Bring together all lines of the material below that contain the string "camera".
· · ·
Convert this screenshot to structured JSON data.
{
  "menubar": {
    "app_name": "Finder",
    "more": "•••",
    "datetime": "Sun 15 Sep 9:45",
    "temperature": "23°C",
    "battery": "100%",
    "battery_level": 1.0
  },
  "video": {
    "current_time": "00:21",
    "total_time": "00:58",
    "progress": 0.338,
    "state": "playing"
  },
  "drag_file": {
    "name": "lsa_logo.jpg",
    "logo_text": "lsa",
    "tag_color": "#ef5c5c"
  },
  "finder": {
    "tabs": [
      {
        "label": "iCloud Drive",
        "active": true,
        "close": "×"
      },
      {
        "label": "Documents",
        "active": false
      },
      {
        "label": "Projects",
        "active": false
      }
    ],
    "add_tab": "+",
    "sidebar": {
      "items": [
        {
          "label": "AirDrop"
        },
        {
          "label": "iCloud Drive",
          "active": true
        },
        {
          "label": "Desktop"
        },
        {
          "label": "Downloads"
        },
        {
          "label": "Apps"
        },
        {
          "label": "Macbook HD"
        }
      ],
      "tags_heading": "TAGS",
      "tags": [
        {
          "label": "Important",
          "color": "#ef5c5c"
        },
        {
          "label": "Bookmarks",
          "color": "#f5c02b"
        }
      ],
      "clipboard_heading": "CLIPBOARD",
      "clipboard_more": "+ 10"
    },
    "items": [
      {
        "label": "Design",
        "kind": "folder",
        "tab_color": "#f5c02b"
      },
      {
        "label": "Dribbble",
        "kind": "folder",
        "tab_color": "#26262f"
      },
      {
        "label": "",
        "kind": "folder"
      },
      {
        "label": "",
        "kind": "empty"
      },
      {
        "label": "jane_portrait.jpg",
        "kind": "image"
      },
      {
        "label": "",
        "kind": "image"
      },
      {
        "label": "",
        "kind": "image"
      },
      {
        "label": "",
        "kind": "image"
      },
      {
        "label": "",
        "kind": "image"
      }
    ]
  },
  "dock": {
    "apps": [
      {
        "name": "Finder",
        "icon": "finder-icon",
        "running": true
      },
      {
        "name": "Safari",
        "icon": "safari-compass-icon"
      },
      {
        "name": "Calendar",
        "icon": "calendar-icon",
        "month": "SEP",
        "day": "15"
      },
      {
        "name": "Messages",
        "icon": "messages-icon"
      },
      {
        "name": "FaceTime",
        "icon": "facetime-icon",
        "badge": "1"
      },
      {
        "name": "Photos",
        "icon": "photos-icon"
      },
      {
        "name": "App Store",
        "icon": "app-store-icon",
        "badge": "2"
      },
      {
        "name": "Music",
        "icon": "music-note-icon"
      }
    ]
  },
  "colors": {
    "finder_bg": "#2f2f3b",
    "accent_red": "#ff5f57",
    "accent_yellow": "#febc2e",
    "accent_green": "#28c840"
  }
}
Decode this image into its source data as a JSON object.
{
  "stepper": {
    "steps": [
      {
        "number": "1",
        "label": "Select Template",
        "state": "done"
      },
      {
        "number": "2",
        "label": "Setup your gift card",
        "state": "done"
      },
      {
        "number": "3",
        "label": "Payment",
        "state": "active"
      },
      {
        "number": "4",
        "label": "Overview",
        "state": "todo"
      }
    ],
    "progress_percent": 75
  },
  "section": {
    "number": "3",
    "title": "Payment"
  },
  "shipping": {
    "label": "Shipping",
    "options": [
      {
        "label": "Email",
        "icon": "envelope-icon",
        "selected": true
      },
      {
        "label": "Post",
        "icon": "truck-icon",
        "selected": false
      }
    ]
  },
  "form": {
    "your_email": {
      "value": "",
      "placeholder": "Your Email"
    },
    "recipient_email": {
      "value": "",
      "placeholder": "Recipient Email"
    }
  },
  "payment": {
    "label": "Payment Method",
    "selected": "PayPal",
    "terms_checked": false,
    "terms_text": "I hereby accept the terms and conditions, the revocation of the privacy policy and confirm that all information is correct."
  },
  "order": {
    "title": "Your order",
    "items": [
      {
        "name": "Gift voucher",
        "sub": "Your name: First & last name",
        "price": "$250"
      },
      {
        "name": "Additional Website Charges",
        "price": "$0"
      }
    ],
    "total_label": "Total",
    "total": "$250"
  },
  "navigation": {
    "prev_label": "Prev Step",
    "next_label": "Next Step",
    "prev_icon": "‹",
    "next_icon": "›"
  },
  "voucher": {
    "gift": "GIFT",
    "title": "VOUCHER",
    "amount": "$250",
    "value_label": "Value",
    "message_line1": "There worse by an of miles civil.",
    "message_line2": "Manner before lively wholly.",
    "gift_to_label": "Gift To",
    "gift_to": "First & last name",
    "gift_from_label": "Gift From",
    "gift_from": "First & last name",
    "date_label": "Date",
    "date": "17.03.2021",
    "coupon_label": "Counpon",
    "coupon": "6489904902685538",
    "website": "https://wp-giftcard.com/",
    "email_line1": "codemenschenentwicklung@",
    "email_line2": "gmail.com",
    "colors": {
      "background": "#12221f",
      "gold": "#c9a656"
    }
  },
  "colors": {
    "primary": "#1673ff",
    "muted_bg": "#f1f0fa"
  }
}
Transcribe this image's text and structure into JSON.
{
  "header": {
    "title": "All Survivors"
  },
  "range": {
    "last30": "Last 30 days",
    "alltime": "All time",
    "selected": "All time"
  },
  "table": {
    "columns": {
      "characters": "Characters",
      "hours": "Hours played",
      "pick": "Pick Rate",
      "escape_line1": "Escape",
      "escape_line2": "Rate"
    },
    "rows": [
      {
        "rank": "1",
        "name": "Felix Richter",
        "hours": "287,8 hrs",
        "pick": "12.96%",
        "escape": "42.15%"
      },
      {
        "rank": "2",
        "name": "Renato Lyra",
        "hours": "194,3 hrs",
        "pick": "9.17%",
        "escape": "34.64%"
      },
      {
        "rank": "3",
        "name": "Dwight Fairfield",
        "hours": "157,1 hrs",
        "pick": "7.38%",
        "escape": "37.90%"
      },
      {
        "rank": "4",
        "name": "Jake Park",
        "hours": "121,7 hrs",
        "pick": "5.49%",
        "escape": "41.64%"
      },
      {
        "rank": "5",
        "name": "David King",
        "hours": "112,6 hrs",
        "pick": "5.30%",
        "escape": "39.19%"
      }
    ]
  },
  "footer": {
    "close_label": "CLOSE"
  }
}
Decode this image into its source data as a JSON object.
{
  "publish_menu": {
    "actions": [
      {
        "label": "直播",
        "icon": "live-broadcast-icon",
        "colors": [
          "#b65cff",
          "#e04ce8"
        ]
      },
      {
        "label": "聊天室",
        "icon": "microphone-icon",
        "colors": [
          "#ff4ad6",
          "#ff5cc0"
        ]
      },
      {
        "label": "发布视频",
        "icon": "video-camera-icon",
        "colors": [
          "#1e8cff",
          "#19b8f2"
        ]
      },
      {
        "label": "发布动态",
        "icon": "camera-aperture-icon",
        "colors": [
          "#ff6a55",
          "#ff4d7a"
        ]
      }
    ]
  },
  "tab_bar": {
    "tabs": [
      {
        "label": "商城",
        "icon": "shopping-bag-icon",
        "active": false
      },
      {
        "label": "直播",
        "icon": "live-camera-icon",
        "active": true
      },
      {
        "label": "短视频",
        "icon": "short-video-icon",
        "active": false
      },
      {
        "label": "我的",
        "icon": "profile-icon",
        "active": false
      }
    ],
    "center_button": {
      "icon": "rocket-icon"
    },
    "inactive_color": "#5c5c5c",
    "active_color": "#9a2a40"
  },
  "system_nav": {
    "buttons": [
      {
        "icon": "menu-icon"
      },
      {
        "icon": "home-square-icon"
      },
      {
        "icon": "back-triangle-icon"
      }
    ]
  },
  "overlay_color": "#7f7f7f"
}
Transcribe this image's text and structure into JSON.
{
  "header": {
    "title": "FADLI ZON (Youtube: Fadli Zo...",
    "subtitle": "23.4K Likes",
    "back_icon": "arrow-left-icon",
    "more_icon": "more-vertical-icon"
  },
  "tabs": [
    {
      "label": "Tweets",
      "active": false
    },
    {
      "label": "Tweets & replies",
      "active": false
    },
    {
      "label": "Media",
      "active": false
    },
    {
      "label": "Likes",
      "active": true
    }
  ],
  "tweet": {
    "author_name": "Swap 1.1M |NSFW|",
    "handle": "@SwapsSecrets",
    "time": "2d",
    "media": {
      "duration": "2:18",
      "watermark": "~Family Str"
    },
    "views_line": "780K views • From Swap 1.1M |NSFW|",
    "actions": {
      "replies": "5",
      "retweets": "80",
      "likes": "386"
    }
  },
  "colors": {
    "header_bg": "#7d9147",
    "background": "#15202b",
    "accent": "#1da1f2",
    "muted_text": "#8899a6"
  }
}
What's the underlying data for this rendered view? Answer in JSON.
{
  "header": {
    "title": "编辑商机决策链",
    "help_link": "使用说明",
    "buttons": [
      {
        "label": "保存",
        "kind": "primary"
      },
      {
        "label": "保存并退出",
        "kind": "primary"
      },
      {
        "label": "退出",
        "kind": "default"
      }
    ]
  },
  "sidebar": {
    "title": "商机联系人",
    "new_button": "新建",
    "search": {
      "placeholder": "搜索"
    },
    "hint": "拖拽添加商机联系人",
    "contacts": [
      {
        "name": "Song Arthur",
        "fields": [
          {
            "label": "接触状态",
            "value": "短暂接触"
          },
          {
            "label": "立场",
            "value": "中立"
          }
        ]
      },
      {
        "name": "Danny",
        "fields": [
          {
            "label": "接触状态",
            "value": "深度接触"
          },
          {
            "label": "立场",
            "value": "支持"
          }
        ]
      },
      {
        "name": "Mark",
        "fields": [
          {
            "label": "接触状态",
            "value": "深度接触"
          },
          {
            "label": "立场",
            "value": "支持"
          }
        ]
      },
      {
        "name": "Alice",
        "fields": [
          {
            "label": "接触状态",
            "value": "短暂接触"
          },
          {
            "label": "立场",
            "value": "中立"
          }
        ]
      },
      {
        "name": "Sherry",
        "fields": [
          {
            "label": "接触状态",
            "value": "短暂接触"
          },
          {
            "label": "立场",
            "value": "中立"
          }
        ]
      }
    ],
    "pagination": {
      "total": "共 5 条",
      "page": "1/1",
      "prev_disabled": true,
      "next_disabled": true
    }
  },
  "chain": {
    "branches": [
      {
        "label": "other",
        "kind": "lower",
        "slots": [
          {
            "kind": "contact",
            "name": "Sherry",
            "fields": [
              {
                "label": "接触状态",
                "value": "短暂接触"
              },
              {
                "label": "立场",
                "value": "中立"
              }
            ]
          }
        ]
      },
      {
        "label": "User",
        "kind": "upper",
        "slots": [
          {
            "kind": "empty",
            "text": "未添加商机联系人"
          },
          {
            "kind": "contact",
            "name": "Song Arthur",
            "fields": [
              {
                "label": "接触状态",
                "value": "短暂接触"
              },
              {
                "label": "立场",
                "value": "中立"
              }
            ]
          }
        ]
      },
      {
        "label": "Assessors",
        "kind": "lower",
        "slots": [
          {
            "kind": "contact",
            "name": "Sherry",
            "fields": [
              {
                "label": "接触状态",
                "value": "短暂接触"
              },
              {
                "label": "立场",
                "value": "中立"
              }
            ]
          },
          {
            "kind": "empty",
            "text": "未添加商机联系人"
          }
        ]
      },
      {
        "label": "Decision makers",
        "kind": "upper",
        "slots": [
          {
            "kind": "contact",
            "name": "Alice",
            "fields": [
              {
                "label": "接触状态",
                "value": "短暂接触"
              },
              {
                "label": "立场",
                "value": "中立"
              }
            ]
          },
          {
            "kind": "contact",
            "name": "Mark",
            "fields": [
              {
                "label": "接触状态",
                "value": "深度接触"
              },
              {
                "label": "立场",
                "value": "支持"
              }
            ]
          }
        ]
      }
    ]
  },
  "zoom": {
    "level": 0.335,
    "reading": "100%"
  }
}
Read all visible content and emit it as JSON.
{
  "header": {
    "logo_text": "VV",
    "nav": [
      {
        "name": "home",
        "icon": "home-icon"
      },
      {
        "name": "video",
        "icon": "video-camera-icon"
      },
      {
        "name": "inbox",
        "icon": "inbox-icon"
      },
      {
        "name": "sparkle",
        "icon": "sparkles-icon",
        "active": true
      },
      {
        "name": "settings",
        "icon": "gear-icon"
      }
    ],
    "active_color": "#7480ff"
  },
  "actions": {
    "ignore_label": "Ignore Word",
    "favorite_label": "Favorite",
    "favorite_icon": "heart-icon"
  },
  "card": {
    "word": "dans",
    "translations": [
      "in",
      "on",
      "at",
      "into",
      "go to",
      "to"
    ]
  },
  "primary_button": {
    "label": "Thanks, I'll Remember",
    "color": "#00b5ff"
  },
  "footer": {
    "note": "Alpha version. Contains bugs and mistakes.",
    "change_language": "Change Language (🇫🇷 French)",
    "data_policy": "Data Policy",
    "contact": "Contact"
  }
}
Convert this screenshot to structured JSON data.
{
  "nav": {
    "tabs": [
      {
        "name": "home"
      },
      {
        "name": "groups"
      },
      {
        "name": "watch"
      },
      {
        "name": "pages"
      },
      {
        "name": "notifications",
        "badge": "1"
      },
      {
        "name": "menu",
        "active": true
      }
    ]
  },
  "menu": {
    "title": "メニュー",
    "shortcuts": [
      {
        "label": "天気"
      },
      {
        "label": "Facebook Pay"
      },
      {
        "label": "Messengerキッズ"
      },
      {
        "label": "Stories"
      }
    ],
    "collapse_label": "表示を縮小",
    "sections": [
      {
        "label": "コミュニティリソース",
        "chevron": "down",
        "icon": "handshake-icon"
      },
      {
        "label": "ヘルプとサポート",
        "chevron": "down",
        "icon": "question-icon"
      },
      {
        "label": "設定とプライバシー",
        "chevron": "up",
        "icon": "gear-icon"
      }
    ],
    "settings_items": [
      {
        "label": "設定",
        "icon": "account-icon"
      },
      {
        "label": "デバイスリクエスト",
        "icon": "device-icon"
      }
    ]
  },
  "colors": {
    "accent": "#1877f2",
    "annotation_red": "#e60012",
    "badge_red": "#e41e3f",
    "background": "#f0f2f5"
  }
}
· · ·
§ **TASK RESULT**:
        "icon": "video-camera-icon",
        "icon": "camera-aperture-icon",
        "icon": "live-camera-icon",
        "icon": "video-camera-icon"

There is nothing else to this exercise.